→ The problem
Where a line contains the word "dans", copy that line.

** start Listed records **

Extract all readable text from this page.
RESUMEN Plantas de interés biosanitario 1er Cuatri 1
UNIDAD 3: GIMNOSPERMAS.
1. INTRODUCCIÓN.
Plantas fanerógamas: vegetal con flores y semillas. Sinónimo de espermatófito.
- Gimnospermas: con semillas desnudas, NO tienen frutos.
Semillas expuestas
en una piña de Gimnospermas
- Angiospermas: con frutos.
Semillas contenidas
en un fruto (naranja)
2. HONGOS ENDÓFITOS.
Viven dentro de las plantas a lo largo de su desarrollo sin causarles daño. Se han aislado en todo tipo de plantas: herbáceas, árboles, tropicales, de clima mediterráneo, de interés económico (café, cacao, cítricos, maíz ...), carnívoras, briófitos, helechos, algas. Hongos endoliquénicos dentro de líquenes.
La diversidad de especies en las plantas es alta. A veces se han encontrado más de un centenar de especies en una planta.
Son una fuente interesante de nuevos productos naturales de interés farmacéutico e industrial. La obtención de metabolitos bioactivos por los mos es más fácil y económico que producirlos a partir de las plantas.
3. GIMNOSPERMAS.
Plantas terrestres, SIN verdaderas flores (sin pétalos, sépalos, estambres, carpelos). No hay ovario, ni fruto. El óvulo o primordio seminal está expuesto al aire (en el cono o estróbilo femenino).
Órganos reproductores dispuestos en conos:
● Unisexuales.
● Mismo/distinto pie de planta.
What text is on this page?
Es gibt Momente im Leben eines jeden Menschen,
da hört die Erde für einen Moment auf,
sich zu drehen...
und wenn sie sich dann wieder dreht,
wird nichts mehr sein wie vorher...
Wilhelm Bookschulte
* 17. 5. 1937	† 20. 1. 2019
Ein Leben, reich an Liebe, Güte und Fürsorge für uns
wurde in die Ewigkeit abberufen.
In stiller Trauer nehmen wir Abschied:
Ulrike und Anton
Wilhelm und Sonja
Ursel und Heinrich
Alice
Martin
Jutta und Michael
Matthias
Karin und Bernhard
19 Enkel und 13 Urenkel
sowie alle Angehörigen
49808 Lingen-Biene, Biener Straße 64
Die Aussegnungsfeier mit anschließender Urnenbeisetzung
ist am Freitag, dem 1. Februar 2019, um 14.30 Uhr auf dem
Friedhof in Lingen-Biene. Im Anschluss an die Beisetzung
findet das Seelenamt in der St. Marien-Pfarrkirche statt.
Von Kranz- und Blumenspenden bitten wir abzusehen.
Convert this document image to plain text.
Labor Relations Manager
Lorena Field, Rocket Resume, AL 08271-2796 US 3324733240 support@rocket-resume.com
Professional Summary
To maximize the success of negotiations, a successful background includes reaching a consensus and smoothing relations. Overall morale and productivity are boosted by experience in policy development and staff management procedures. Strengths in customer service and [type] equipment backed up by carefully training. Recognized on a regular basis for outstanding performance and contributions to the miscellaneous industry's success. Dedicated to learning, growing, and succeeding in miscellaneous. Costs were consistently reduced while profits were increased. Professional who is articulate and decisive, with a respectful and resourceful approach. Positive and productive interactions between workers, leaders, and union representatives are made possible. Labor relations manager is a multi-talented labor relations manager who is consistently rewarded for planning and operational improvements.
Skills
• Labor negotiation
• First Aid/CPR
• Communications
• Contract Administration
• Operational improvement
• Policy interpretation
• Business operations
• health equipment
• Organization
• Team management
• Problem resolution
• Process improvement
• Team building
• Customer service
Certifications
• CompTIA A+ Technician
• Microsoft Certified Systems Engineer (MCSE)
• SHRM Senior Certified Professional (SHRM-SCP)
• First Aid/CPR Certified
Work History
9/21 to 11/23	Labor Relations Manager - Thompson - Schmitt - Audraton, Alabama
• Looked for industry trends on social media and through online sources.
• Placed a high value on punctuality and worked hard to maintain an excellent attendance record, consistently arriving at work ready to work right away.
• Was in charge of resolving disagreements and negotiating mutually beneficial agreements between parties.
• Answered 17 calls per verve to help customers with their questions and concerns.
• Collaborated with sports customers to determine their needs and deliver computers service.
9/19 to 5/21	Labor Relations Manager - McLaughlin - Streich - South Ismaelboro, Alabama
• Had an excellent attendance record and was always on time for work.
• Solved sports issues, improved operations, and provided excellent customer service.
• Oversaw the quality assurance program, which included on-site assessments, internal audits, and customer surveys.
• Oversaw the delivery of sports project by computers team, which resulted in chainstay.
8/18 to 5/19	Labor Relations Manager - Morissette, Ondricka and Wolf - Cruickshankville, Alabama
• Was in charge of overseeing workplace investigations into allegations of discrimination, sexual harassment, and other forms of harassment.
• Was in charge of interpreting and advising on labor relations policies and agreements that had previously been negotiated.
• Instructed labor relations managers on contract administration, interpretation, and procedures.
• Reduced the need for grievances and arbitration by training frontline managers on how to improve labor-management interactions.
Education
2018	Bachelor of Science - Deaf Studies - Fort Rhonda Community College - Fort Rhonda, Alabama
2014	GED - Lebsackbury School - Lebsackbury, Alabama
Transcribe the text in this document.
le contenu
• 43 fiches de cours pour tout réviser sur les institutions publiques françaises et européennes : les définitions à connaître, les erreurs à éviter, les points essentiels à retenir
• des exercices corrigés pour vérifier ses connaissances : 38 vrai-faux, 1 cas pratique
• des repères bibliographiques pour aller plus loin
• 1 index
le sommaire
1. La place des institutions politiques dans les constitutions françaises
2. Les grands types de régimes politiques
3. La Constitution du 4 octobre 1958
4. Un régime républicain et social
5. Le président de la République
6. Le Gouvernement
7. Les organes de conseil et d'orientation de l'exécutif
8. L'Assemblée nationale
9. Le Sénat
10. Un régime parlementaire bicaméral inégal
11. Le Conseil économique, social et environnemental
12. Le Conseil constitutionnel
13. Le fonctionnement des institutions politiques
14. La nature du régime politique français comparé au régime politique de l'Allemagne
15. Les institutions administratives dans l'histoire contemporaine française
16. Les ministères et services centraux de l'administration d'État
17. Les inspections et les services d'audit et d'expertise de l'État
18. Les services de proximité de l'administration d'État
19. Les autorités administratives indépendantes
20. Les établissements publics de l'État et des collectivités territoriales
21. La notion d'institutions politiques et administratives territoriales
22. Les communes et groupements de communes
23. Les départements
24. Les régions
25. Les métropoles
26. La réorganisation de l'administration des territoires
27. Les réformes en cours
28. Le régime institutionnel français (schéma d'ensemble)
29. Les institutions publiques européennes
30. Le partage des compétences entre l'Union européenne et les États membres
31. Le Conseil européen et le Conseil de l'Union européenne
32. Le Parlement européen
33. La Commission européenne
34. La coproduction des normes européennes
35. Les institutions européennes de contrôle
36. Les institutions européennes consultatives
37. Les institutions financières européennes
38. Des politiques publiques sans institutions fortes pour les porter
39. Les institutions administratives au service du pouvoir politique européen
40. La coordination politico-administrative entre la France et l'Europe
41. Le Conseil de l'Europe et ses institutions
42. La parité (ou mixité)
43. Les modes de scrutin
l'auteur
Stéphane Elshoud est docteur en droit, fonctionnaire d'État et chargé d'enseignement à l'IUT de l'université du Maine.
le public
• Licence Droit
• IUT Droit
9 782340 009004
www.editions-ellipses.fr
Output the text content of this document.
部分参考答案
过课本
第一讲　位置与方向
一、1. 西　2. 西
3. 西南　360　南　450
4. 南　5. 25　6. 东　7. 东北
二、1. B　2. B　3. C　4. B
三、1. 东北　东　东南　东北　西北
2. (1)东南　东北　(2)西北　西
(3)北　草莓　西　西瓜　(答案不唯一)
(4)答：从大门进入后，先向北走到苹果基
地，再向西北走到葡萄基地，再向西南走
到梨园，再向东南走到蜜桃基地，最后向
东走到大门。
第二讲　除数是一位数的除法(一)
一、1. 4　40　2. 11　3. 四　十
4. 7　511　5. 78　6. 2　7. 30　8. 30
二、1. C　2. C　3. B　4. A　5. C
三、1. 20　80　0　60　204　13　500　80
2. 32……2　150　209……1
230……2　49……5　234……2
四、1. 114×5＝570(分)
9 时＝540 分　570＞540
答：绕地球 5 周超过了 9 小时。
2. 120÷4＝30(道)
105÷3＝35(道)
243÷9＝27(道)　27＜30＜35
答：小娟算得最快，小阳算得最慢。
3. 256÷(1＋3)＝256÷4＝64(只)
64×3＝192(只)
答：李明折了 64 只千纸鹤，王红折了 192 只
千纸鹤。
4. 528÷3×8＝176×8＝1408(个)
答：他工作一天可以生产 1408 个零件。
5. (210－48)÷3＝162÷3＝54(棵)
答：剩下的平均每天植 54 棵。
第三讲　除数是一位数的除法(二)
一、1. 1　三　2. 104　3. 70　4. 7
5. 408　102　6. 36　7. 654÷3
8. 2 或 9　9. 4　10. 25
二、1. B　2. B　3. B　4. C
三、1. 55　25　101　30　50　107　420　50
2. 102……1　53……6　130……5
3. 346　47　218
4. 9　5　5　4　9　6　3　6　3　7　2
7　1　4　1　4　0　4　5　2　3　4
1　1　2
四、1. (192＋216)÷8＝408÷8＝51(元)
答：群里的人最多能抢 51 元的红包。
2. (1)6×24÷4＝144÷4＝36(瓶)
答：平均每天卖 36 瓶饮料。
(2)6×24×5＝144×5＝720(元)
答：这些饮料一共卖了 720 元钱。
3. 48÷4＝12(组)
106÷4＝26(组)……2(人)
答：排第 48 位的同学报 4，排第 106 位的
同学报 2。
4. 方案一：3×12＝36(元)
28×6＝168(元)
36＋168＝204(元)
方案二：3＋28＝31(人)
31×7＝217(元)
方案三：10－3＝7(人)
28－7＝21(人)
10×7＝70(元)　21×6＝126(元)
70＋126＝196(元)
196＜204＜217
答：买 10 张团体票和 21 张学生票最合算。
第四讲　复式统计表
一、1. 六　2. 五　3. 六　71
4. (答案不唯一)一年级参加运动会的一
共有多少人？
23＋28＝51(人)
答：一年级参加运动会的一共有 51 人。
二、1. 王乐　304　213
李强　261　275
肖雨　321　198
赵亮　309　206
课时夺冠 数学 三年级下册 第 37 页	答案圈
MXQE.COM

** end Listed records **

→ Complete response
1. La place des institutions politiques dans les constitutions françaises
15. Les institutions administratives dans l'histoire contemporaine française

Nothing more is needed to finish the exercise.